Please answer from the passage on the Alberta oil sands: where would the proposed Keystone XL pipeline end?

═══ PASSAGE

The Canadian province of Alberta has immense reserves of unconventional oil called tar sands or oil sands.  A combination of technological advances and the rising cost of conventional oil has suddenly made the Alberta oil sands a very valuable commodity.  Multinational corporations and state owned companies from China are competing over the rights to develop this resource.  Meanwhile, the issue of how to get the oil from its remote location to refineries or shipping ports has become divisive.  Environmentalists correctly point out that oil sands require particularly carbon-intensive production techniques.  There are efforts under way to mitigate this, but they are not fully on line yet. Additionally, a key component of the environmental movement is dedicated to the fairly rapid elimination of the oil economy, and the commercialization and widespread use of unconventional oil would wreck those plans – there is more unconventional oil than conventional oil, and incorporating unconventionals into the economy on a large scale basis would usher in a Second Age of Oil  that would probably last well into the next century.  Although carbon mitigation programs would probably appear and grow alongside this exploitation of unconventional resources, the most ardent anti-oil environmentalists are not willing to take a chance on a mere probability.  This is their moment to end the use of oil, and they will not give up that goal.  To that end, they have organized a series of protests and political activities with the goal of killing the proposed Keystone XL pipeline, which planners envision running through the Canadian and American plains states to terminals in Port Arthur, LA and Houston, TX.

Online, I have come across many supporters of Keystone who believe that these environmentalists are irrational obstructionists, and that they should simply be steamrolled and the pipeline forced upon them despite their objections.   The “steamroll” strategy is becoming increasingly appealing to parties across the political spectrum, and it is as sophomoric as it is ineffectual.   Politics is an art, and there are a few basic ways to get what you want, and to get it in such a way that the other side doesn’t seek to undo it once they regain power.  One is old fashioned horse trading – wherein you give the other side something that they value in return for something that you value.    Another is to co-opt members of the other side to your own position, to convince enough of them to “switch sides” that the core opposition is small enough that it is made politically ineffective.  It is this latter approach which is the best option for Keystone supporters.  Because, the fact of the matter is that the national government of Canada and the provincial government of Alberta are both committed to fully developing this resource and sending their oil to market.  The question is in which direction will it head – south to the US, or west, to the Pacific coast and from there, largely, to China?

══════
═══ DATA ROWS

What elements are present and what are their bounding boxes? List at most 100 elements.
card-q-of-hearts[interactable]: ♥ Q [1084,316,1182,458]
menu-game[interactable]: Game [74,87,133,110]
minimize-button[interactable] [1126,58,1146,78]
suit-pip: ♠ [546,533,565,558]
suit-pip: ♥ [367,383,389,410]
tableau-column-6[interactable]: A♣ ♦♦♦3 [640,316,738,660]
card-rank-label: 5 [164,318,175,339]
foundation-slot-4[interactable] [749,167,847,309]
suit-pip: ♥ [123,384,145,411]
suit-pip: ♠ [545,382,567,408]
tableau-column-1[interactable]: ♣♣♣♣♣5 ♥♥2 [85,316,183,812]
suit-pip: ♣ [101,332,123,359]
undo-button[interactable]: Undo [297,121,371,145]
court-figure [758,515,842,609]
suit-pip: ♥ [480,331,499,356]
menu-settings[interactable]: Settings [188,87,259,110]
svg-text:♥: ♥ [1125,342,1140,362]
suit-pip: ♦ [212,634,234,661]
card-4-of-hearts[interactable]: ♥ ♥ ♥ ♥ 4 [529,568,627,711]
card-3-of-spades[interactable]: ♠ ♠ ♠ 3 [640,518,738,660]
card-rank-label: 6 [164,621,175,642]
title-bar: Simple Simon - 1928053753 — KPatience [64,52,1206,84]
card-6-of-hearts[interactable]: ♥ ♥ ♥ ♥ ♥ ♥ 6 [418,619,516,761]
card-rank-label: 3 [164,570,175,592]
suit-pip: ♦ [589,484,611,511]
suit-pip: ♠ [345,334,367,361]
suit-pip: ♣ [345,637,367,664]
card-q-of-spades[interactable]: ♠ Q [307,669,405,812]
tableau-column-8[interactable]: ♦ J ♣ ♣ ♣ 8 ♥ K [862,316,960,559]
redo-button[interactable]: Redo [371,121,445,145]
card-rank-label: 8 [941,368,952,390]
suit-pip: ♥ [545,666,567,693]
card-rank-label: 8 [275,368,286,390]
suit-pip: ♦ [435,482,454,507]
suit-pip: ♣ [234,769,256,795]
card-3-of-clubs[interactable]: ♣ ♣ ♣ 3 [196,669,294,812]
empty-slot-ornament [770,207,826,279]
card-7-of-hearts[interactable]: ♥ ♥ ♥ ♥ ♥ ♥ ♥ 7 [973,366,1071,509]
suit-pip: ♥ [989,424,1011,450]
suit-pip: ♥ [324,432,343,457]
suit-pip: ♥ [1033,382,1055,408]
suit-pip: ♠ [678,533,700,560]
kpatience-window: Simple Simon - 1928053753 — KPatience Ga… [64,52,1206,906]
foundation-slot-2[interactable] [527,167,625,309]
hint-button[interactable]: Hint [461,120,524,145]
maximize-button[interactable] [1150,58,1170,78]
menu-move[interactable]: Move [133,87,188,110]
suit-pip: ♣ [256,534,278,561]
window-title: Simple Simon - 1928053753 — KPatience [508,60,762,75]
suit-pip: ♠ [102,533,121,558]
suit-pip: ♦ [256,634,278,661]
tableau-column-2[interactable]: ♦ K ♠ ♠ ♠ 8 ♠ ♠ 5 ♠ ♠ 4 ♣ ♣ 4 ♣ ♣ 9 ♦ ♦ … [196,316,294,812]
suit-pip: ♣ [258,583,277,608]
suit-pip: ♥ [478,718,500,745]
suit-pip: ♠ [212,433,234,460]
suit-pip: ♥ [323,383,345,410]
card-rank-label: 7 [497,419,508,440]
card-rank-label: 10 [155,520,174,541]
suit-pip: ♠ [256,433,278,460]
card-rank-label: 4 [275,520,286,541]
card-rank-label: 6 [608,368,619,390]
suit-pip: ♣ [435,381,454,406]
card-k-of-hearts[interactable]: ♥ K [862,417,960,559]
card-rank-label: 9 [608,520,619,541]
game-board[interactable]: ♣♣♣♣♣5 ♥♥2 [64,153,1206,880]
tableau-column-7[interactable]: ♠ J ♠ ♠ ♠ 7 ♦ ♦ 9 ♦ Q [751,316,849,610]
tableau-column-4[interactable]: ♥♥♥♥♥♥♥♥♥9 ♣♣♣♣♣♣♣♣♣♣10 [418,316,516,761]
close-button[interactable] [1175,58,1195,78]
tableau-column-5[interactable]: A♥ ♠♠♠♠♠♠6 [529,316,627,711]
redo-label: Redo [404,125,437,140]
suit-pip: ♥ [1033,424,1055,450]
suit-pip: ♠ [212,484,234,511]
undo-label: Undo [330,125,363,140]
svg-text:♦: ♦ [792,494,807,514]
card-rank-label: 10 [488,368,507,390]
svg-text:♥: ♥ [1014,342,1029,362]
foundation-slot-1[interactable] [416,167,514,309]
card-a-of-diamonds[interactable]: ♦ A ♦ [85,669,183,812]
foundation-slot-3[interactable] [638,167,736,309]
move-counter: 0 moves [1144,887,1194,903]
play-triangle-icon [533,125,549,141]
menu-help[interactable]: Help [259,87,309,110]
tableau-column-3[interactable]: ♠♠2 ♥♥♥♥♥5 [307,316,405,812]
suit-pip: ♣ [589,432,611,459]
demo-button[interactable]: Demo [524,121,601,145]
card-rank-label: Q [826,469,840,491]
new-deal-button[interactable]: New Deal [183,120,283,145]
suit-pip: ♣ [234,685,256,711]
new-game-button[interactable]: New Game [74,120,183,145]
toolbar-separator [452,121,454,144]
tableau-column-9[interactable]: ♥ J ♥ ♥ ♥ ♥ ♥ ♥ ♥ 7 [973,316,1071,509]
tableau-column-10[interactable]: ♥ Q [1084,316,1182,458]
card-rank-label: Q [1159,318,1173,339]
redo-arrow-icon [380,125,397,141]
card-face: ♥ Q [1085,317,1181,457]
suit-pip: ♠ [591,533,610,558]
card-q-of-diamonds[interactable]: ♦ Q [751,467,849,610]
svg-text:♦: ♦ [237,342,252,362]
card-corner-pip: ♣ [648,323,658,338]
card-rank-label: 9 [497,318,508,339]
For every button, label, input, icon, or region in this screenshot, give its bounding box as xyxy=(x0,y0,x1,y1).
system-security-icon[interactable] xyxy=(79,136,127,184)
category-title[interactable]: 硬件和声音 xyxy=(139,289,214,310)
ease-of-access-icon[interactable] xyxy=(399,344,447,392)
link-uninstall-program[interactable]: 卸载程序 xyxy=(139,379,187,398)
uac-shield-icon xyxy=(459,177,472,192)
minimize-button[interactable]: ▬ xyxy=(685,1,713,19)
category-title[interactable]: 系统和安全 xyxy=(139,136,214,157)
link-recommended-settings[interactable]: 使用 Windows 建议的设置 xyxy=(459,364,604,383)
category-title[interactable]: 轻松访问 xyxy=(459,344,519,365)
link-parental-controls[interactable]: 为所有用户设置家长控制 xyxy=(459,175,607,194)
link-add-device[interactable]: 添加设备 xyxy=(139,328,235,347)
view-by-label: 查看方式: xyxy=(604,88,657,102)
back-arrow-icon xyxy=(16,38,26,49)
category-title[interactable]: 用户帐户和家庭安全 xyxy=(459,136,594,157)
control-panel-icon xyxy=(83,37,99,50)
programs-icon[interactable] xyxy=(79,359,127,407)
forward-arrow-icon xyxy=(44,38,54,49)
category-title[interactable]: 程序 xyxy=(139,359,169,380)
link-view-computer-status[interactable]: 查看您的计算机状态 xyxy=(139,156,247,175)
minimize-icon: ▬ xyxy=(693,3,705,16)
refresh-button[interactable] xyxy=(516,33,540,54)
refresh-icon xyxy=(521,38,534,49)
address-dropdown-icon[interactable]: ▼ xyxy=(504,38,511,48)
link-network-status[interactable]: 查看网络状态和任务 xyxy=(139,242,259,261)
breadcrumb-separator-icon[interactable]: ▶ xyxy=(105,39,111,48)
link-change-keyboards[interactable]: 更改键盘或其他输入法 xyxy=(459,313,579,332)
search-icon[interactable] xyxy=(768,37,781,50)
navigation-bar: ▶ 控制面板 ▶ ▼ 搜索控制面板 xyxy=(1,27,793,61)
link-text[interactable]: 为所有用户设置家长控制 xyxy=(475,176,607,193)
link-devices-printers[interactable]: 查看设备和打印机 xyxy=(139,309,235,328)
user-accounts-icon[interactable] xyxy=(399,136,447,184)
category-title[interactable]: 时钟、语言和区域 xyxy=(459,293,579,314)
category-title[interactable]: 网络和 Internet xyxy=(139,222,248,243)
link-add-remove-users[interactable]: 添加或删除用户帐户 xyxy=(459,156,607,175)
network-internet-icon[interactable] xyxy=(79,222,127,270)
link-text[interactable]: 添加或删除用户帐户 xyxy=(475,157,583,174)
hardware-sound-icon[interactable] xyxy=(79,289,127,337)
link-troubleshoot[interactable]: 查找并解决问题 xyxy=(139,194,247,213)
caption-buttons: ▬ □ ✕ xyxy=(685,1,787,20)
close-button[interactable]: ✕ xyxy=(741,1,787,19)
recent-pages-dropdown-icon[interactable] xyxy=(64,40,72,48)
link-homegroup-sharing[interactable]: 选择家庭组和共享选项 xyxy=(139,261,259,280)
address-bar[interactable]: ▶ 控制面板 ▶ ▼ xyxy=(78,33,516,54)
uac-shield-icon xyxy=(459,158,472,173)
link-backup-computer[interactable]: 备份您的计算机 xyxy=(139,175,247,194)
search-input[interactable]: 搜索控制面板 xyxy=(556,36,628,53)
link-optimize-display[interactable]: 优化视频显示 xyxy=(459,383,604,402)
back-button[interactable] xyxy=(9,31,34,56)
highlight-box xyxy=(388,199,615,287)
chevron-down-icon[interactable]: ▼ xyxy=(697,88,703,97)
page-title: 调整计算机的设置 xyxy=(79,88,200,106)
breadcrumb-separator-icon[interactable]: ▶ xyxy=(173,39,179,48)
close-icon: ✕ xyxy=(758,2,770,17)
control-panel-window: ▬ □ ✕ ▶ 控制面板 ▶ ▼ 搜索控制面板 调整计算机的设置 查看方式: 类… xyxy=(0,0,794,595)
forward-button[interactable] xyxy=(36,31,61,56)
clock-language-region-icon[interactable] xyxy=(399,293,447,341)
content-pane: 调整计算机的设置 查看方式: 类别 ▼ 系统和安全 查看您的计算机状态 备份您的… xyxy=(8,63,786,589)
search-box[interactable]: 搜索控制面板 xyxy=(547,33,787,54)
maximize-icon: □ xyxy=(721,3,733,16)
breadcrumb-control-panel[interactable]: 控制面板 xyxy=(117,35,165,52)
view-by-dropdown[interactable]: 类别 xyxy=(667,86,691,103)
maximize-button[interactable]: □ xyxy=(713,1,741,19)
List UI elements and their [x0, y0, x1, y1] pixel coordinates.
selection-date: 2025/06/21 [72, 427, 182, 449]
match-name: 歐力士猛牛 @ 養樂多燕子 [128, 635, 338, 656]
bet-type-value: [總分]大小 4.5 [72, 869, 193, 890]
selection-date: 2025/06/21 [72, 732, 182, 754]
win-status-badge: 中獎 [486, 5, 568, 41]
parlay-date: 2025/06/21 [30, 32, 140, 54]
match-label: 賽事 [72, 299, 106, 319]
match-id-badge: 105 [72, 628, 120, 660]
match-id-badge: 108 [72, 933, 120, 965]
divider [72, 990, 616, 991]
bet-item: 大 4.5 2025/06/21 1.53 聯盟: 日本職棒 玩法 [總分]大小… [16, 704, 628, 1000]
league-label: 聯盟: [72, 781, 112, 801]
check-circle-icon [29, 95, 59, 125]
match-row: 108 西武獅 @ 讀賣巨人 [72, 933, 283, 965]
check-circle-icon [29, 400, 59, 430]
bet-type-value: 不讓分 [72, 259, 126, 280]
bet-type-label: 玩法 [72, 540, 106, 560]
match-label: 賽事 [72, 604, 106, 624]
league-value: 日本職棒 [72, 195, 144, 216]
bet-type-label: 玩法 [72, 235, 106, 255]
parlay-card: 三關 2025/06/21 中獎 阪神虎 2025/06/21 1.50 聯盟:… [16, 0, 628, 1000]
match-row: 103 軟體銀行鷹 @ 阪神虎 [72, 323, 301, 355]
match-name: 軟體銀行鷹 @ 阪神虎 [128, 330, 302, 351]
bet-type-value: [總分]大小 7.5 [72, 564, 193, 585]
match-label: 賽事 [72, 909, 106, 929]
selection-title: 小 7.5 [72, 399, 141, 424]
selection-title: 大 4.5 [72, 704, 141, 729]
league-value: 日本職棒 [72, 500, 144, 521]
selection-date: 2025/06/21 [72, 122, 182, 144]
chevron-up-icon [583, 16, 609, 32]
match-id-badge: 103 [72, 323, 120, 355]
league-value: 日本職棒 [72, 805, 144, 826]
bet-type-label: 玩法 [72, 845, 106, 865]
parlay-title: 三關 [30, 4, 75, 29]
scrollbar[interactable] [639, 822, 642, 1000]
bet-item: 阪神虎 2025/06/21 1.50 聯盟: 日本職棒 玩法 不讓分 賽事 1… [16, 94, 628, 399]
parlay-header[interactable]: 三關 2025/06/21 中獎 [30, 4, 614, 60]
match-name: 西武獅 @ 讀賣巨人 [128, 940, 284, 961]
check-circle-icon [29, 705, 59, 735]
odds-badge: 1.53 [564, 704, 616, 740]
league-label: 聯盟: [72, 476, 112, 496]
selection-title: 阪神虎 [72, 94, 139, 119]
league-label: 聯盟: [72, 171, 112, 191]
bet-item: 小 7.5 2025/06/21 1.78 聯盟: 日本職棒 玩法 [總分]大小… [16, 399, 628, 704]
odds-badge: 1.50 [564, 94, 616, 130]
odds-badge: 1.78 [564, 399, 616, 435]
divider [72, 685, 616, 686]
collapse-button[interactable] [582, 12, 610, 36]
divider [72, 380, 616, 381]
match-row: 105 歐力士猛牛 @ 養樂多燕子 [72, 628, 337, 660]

══════

# RESPONSE TO THIS TASK
At terminals in Port Arthur, LA and Houston, TX.